> _Exercise task_: Copy all lines of the listing that include the string "scindibile".

> _Record extracts_:

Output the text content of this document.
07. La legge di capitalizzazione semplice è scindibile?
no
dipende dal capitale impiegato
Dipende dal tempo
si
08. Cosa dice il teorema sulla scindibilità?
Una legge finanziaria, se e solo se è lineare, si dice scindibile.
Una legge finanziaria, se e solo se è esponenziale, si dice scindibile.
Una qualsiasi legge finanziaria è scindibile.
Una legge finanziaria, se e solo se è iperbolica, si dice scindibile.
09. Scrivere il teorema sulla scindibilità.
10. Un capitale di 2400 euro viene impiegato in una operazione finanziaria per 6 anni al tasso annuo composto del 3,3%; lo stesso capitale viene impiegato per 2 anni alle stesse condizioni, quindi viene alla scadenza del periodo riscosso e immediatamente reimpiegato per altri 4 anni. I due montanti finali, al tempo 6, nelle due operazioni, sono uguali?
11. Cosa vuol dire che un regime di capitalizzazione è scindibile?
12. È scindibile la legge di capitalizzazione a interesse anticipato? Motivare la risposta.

> _Result for this exercise_:
07. La legge di capitalizzazione semplice è scindibile?
Una legge finanziaria, se e solo se è lineare, si dice scindibile.
Una legge finanziaria, se e solo se è esponenziale, si dice scindibile.
Una qualsiasi legge finanziaria è scindibile.
Una legge finanziaria, se e solo se è iperbolica, si dice scindibile.
11. Cosa vuol dire che un regime di capitalizzazione è scindibile?
12. È scindibile la legge di capitalizzazione a interesse anticipato? Motivare la risposta.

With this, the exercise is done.